■ **WORK REQUIRED**
Reproduce all of the listing below without alteration.

■ **EXTRACTED DATA**
········

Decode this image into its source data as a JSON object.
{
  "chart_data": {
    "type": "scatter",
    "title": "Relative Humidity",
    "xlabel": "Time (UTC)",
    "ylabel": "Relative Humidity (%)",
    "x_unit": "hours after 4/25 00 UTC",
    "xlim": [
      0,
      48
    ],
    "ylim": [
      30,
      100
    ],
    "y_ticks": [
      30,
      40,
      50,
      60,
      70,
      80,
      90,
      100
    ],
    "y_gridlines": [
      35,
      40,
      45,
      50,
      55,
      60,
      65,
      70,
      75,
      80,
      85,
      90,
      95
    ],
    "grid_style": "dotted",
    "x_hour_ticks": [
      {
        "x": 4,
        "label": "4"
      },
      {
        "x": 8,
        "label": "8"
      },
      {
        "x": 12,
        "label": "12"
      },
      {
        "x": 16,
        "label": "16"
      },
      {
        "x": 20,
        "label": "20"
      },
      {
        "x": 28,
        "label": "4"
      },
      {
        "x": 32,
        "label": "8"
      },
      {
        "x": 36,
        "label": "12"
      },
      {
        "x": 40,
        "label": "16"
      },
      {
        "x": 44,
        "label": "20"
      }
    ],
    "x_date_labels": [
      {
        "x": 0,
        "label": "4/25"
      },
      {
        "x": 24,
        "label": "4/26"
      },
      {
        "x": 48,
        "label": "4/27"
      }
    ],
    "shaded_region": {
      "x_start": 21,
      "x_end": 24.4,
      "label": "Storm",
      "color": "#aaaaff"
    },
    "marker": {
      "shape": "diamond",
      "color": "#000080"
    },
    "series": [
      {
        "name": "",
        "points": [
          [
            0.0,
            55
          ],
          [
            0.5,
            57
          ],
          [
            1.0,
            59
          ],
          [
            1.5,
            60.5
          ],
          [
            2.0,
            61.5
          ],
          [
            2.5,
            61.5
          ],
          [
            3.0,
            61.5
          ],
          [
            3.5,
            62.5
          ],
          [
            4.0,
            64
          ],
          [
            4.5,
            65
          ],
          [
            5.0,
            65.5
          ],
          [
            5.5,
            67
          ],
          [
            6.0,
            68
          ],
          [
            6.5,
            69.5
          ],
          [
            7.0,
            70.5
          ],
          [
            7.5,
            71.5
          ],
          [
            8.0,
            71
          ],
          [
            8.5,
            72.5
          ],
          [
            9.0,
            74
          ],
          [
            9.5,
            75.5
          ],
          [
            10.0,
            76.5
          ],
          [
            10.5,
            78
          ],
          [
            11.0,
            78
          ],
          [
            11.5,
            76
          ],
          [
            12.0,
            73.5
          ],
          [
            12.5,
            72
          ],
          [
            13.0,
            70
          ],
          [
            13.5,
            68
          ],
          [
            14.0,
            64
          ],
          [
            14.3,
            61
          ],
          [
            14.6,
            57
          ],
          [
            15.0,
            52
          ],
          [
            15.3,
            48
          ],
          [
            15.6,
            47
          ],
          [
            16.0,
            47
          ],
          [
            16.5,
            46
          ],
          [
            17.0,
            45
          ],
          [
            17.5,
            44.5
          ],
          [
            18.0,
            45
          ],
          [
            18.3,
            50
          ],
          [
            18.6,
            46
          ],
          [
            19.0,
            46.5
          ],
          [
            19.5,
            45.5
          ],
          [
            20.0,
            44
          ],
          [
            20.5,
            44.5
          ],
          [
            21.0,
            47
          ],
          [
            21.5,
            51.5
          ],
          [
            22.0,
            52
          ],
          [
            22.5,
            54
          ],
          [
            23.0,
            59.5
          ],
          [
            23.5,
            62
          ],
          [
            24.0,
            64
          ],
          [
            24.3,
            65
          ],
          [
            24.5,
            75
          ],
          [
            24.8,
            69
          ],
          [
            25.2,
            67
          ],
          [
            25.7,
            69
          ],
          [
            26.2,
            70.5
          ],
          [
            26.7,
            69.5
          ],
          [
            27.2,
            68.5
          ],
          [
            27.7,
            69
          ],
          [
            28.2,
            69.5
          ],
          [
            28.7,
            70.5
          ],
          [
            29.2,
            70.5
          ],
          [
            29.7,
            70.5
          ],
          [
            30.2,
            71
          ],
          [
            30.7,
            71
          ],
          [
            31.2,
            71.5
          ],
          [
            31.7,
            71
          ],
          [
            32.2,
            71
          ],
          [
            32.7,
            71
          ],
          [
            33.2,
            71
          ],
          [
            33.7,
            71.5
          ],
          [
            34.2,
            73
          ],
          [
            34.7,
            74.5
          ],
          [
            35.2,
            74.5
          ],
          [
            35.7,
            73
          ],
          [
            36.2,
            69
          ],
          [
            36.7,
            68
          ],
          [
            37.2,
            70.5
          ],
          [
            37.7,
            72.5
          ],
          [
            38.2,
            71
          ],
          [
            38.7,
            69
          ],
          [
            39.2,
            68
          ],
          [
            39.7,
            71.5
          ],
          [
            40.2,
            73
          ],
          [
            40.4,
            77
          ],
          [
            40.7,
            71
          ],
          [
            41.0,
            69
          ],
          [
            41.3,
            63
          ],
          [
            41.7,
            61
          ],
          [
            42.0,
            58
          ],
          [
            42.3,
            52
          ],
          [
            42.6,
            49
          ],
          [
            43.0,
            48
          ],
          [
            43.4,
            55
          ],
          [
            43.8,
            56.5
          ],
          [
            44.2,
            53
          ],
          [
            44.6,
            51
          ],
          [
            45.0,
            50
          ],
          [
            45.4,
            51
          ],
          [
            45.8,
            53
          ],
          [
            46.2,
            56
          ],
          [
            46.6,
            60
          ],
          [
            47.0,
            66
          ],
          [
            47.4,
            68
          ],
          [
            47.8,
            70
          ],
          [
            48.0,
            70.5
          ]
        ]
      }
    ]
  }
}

········

■ **PROBLEM SOLUTION**
Decode this image into its source data as a JSON object.
{
  "chart_data": {
    "type": "scatter",
    "title": "Relative Humidity",
    "xlabel": "Time (UTC)",
    "ylabel": "Relative Humidity (%)",
    "x_unit": "hours after 4/25 00 UTC",
    "xlim": [
      0,
      48
    ],
    "ylim": [
      30,
      100
    ],
    "y_ticks": [
      30,
      40,
      50,
      60,
      70,
      80,
      90,
      100
    ],
    "y_gridlines": [
      35,
      40,
      45,
      50,
      55,
      60,
      65,
      70,
      75,
      80,
      85,
      90,
      95
    ],
    "grid_style": "dotted",
    "x_hour_ticks": [
      {
        "x": 4,
        "label": "4"
      },
      {
        "x": 8,
        "label": "8"
      },
      {
        "x": 12,
        "label": "12"
      },
      {
        "x": 16,
        "label": "16"
      },
      {
        "x": 20,
        "label": "20"
      },
      {
        "x": 28,
        "label": "4"
      },
      {
        "x": 32,
        "label": "8"
      },
      {
        "x": 36,
        "label": "12"
      },
      {
        "x": 40,
        "label": "16"
      },
      {
        "x": 44,
        "label": "20"
      }
    ],
    "x_date_labels": [
      {
        "x": 0,
        "label": "4/25"
      },
      {
        "x": 24,
        "label": "4/26"
      },
      {
        "x": 48,
        "label": "4/27"
      }
    ],
    "shaded_region": {
      "x_start": 21,
      "x_end": 24.4,
      "label": "Storm",
      "color": "#aaaaff"
    },
    "marker": {
      "shape": "diamond",
      "color": "#000080"
    },
    "series": [
      {
        "name": "",
        "points": [
          [
            0.0,
            55
          ],
          [
            0.5,
            57
          ],
          [
            1.0,
            59
          ],
          [
            1.5,
            60.5
          ],
          [
            2.0,
            61.5
          ],
          [
            2.5,
            61.5
          ],
          [
            3.0,
            61.5
          ],
          [
            3.5,
            62.5
          ],
          [
            4.0,
            64
          ],
          [
            4.5,
            65
          ],
          [
            5.0,
            65.5
          ],
          [
            5.5,
            67
          ],
          [
            6.0,
            68
          ],
          [
            6.5,
            69.5
          ],
          [
            7.0,
            70.5
          ],
          [
            7.5,
            71.5
          ],
          [
            8.0,
            71
          ],
          [
            8.5,
            72.5
          ],
          [
            9.0,
            74
          ],
          [
            9.5,
            75.5
          ],
          [
            10.0,
            76.5
          ],
          [
            10.5,
            78
          ],
          [
            11.0,
            78
          ],
          [
            11.5,
            76
          ],
          [
            12.0,
            73.5
          ],
          [
            12.5,
            72
          ],
          [
            13.0,
            70
          ],
          [
            13.5,
            68
          ],
          [
            14.0,
            64
          ],
          [
            14.3,
            61
          ],
          [
            14.6,
            57
          ],
          [
            15.0,
            52
          ],
          [
            15.3,
            48
          ],
          [
            15.6,
            47
          ],
          [
            16.0,
            47
          ],
          [
            16.5,
            46
          ],
          [
            17.0,
            45
          ],
          [
            17.5,
            44.5
          ],
          [
            18.0,
            45
          ],
          [
            18.3,
            50
          ],
          [
            18.6,
            46
          ],
          [
            19.0,
            46.5
          ],
          [
            19.5,
            45.5
          ],
          [
            20.0,
            44
          ],
          [
            20.5,
            44.5
          ],
          [
            21.0,
            47
          ],
          [
            21.5,
            51.5
          ],
          [
            22.0,
            52
          ],
          [
            22.5,
            54
          ],
          [
            23.0,
            59.5
          ],
          [
            23.5,
            62
          ],
          [
            24.0,
            64
          ],
          [
            24.3,
            65
          ],
          [
            24.5,
            75
          ],
          [
            24.8,
            69
          ],
          [
            25.2,
            67
          ],
          [
            25.7,
            69
          ],
          [
            26.2,
            70.5
          ],
          [
            26.7,
            69.5
          ],
          [
            27.2,
            68.5
          ],
          [
            27.7,
            69
          ],
          [
            28.2,
            69.5
          ],
          [
            28.7,
            70.5
          ],
          [
            29.2,
            70.5
          ],
          [
            29.7,
            70.5
          ],
          [
            30.2,
            71
          ],
          [
            30.7,
            71
          ],
          [
            31.2,
            71.5
          ],
          [
            31.7,
            71
          ],
          [
            32.2,
            71
          ],
          [
            32.7,
            71
          ],
          [
            33.2,
            71
          ],
          [
            33.7,
            71.5
          ],
          [
            34.2,
            73
          ],
          [
            34.7,
            74.5
          ],
          [
            35.2,
            74.5
          ],
          [
            35.7,
            73
          ],
          [
            36.2,
            69
          ],
          [
            36.7,
            68
          ],
          [
            37.2,
            70.5
          ],
          [
            37.7,
            72.5
          ],
          [
            38.2,
            71
          ],
          [
            38.7,
            69
          ],
          [
            39.2,
            68
          ],
          [
            39.7,
            71.5
          ],
          [
            40.2,
            73
          ],
          [
            40.4,
            77
          ],
          [
            40.7,
            71
          ],
          [
            41.0,
            69
          ],
          [
            41.3,
            63
          ],
          [
            41.7,
            61
          ],
          [
            42.0,
            58
          ],
          [
            42.3,
            52
          ],
          [
            42.6,
            49
          ],
          [
            43.0,
            48
          ],
          [
            43.4,
            55
          ],
          [
            43.8,
            56.5
          ],
          [
            44.2,
            53
          ],
          [
            44.6,
            51
          ],
          [
            45.0,
            50
          ],
          [
            45.4,
            51
          ],
          [
            45.8,
            53
          ],
          [
            46.2,
            56
          ],
          [
            46.6,
            60
          ],
          [
            47.0,
            66
          ],
          [
            47.4,
            68
          ],
          [
            47.8,
            70
          ],
          [
            48.0,
            70.5
          ]
        ]
      }
    ]
  }
}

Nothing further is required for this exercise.